Will you output the entries below exactly, skipping every image they contain?

* start Records provided *

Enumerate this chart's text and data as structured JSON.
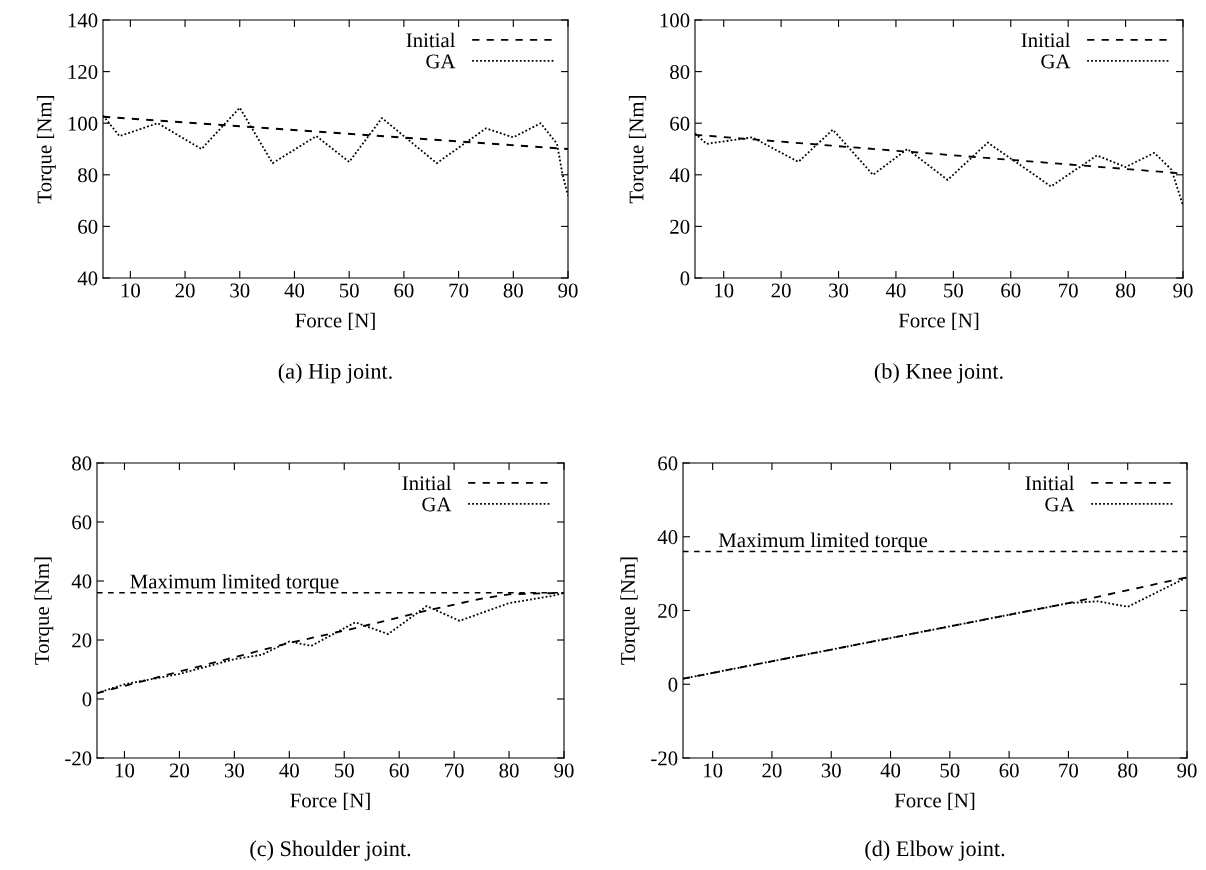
{
  "chart_data": [
    {
      "type": "line",
      "xlabel": "Force [N]",
      "ylabel": "Torque [Nm]",
      "annotations": [
        "(a) Hip joint."
      ],
      "xlim": [
        5,
        90
      ],
      "xticks": [
        10,
        20,
        30,
        40,
        50,
        60,
        70,
        80,
        90
      ],
      "ylim": [
        40,
        140
      ],
      "yticks": [
        40,
        60,
        80,
        100,
        120,
        140
      ],
      "legend": "top right",
      "grid": false,
      "series": [
        {
          "name": "Initial",
          "color": "#000000",
          "line_style": "dashed",
          "x": [
            5,
            90
          ],
          "values": [
            102.5,
            90
          ]
        },
        {
          "name": "GA",
          "color": "#000000",
          "line_style": "dotted",
          "x": [
            5,
            8,
            15,
            23,
            30,
            36,
            44,
            50,
            56,
            66,
            75,
            80,
            85,
            88,
            89,
            90
          ],
          "values": [
            103,
            95,
            100,
            90,
            106,
            84.5,
            95,
            85,
            102,
            84.5,
            98,
            94.5,
            100,
            92,
            80,
            72
          ]
        }
      ]
    },
    {
      "type": "line",
      "xlabel": "Force [N]",
      "ylabel": "Torque [Nm]",
      "annotations": [
        "(b) Knee joint."
      ],
      "xlim": [
        5,
        90
      ],
      "xticks": [
        10,
        20,
        30,
        40,
        50,
        60,
        70,
        80,
        90
      ],
      "ylim": [
        0,
        100
      ],
      "yticks": [
        0,
        20,
        40,
        60,
        80,
        100
      ],
      "legend": "top right",
      "grid": false,
      "series": [
        {
          "name": "Initial",
          "color": "#000000",
          "line_style": "dashed",
          "x": [
            5,
            90
          ],
          "values": [
            55.5,
            40.5
          ]
        },
        {
          "name": "GA",
          "color": "#000000",
          "line_style": "dotted",
          "x": [
            5,
            7,
            15,
            23,
            29,
            36,
            42,
            49,
            56,
            67,
            75,
            80,
            85,
            88,
            90
          ],
          "values": [
            56,
            52,
            54.5,
            45,
            57.5,
            40,
            50,
            38,
            52.5,
            35.5,
            47.5,
            43,
            48.5,
            42,
            28
          ]
        }
      ]
    },
    {
      "type": "line",
      "xlabel": "Force [N]",
      "ylabel": "Torque [Nm]",
      "annotations": [
        "(c) Shoulder joint."
      ],
      "xlim": [
        5,
        90
      ],
      "xticks": [
        10,
        20,
        30,
        40,
        50,
        60,
        70,
        80,
        90
      ],
      "ylim": [
        -20,
        80
      ],
      "yticks": [
        -20,
        0,
        20,
        40,
        60,
        80
      ],
      "legend": "top right",
      "grid": false,
      "ref_lines": [
        {
          "axis": "y",
          "value": 36,
          "label": "Maximum limited torque",
          "line_style": "dashed"
        }
      ],
      "series": [
        {
          "name": "Initial",
          "color": "#000000",
          "line_style": "dashed",
          "x": [
            5,
            40,
            52,
            65,
            75,
            80,
            90
          ],
          "values": [
            2,
            19,
            24,
            30,
            34,
            35.5,
            36
          ]
        },
        {
          "name": "GA",
          "color": "#000000",
          "line_style": "dotted",
          "x": [
            5,
            10,
            20,
            30,
            35,
            40,
            44,
            52,
            58,
            65,
            71,
            80,
            88,
            90
          ],
          "values": [
            2,
            5,
            8.5,
            13.5,
            15,
            19.5,
            18,
            26,
            22,
            31.5,
            26.5,
            32.5,
            35,
            36
          ]
        }
      ]
    },
    {
      "type": "line",
      "xlabel": "Force [N]",
      "ylabel": "Torque [Nm]",
      "annotations": [
        "(d) Elbow joint."
      ],
      "xlim": [
        5,
        90
      ],
      "xticks": [
        10,
        20,
        30,
        40,
        50,
        60,
        70,
        80,
        90
      ],
      "ylim": [
        -20,
        60
      ],
      "yticks": [
        -20,
        0,
        20,
        40,
        60
      ],
      "legend": "top right",
      "grid": false,
      "ref_lines": [
        {
          "axis": "y",
          "value": 36,
          "label": "Maximum limited torque",
          "line_style": "dashed"
        }
      ],
      "series": [
        {
          "name": "Initial",
          "color": "#000000",
          "line_style": "dashed",
          "x": [
            5,
            70,
            90
          ],
          "values": [
            1.5,
            22,
            29
          ]
        },
        {
          "name": "GA",
          "color": "#000000",
          "line_style": "dotted",
          "x": [
            5,
            70,
            75,
            80,
            85,
            90
          ],
          "values": [
            1.5,
            22,
            22.5,
            21,
            25,
            29
          ]
        }
      ]
    }
  ]
}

* end Records provided *

(Output):
Enumerate this chart's text and data as structured JSON.
{
  "chart_data": [
    {
      "type": "line",
      "xlabel": "Force [N]",
      "ylabel": "Torque [Nm]",
      "annotations": [
        "(a) Hip joint."
      ],
      "xlim": [
        5,
        90
      ],
      "xticks": [
        10,
        20,
        30,
        40,
        50,
        60,
        70,
        80,
        90
      ],
      "ylim": [
        40,
        140
      ],
      "yticks": [
        40,
        60,
        80,
        100,
        120,
        140
      ],
      "legend": "top right",
      "grid": false,
      "series": [
        {
          "name": "Initial",
          "color": "#000000",
          "line_style": "dashed",
          "x": [
            5,
            90
          ],
          "values": [
            102.5,
            90
          ]
        },
        {
          "name": "GA",
          "color": "#000000",
          "line_style": "dotted",
          "x": [
            5,
            8,
            15,
            23,
            30,
            36,
            44,
            50,
            56,
            66,
            75,
            80,
            85,
            88,
            89,
            90
          ],
          "values": [
            103,
            95,
            100,
            90,
            106,
            84.5,
            95,
            85,
            102,
            84.5,
            98,
            94.5,
            100,
            92,
            80,
            72
          ]
        }
      ]
    },
    {
      "type": "line",
      "xlabel": "Force [N]",
      "ylabel": "Torque [Nm]",
      "annotations": [
        "(b) Knee joint."
      ],
      "xlim": [
        5,
        90
      ],
      "xticks": [
        10,
        20,
        30,
        40,
        50,
        60,
        70,
        80,
        90
      ],
      "ylim": [
        0,
        100
      ],
      "yticks": [
        0,
        20,
        40,
        60,
        80,
        100
      ],
      "legend": "top right",
      "grid": false,
      "series": [
        {
          "name": "Initial",
          "color": "#000000",
          "line_style": "dashed",
          "x": [
            5,
            90
          ],
          "values": [
            55.5,
            40.5
          ]
        },
        {
          "name": "GA",
          "color": "#000000",
          "line_style": "dotted",
          "x": [
            5,
            7,
            15,
            23,
            29,
            36,
            42,
            49,
            56,
            67,
            75,
            80,
            85,
            88,
            90
          ],
          "values": [
            56,
            52,
            54.5,
            45,
            57.5,
            40,
            50,
            38,
            52.5,
            35.5,
            47.5,
            43,
            48.5,
            42,
            28
          ]
        }
      ]
    },
    {
      "type": "line",
      "xlabel": "Force [N]",
      "ylabel": "Torque [Nm]",
      "annotations": [
        "(c) Shoulder joint."
      ],
      "xlim": [
        5,
        90
      ],
      "xticks": [
        10,
        20,
        30,
        40,
        50,
        60,
        70,
        80,
        90
      ],
      "ylim": [
        -20,
        80
      ],
      "yticks": [
        -20,
        0,
        20,
        40,
        60,
        80
      ],
      "legend": "top right",
      "grid": false,
      "ref_lines": [
        {
          "axis": "y",
          "value": 36,
          "label": "Maximum limited torque",
          "line_style": "dashed"
        }
      ],
      "series": [
        {
          "name": "Initial",
          "color": "#000000",
          "line_style": "dashed",
          "x": [
            5,
            40,
            52,
            65,
            75,
            80,
            90
          ],
          "values": [
            2,
            19,
            24,
            30,
            34,
            35.5,
            36
          ]
        },
        {
          "name": "GA",
          "color": "#000000",
          "line_style": "dotted",
          "x": [
            5,
            10,
            20,
            30,
            35,
            40,
            44,
            52,
            58,
            65,
            71,
            80,
            88,
            90
          ],
          "values": [
            2,
            5,
            8.5,
            13.5,
            15,
            19.5,
            18,
            26,
            22,
            31.5,
            26.5,
            32.5,
            35,
            36
          ]
        }
      ]
    },
    {
      "type": "line",
      "xlabel": "Force [N]",
      "ylabel": "Torque [Nm]",
      "annotations": [
        "(d) Elbow joint."
      ],
      "xlim": [
        5,
        90
      ],
      "xticks": [
        10,
        20,
        30,
        40,
        50,
        60,
        70,
        80,
        90
      ],
      "ylim": [
        -20,
        60
      ],
      "yticks": [
        -20,
        0,
        20,
        40,
        60
      ],
      "legend": "top right",
      "grid": false,
      "ref_lines": [
        {
          "axis": "y",
          "value": 36,
          "label": "Maximum limited torque",
          "line_style": "dashed"
        }
      ],
      "series": [
        {
          "name": "Initial",
          "color": "#000000",
          "line_style": "dashed",
          "x": [
            5,
            70,
            90
          ],
          "values": [
            1.5,
            22,
            29
          ]
        },
        {
          "name": "GA",
          "color": "#000000",
          "line_style": "dotted",
          "x": [
            5,
            70,
            75,
            80,
            85,
            90
          ],
          "values": [
            1.5,
            22,
            22.5,
            21,
            25,
            29
          ]
        }
      ]
    }
  ]
}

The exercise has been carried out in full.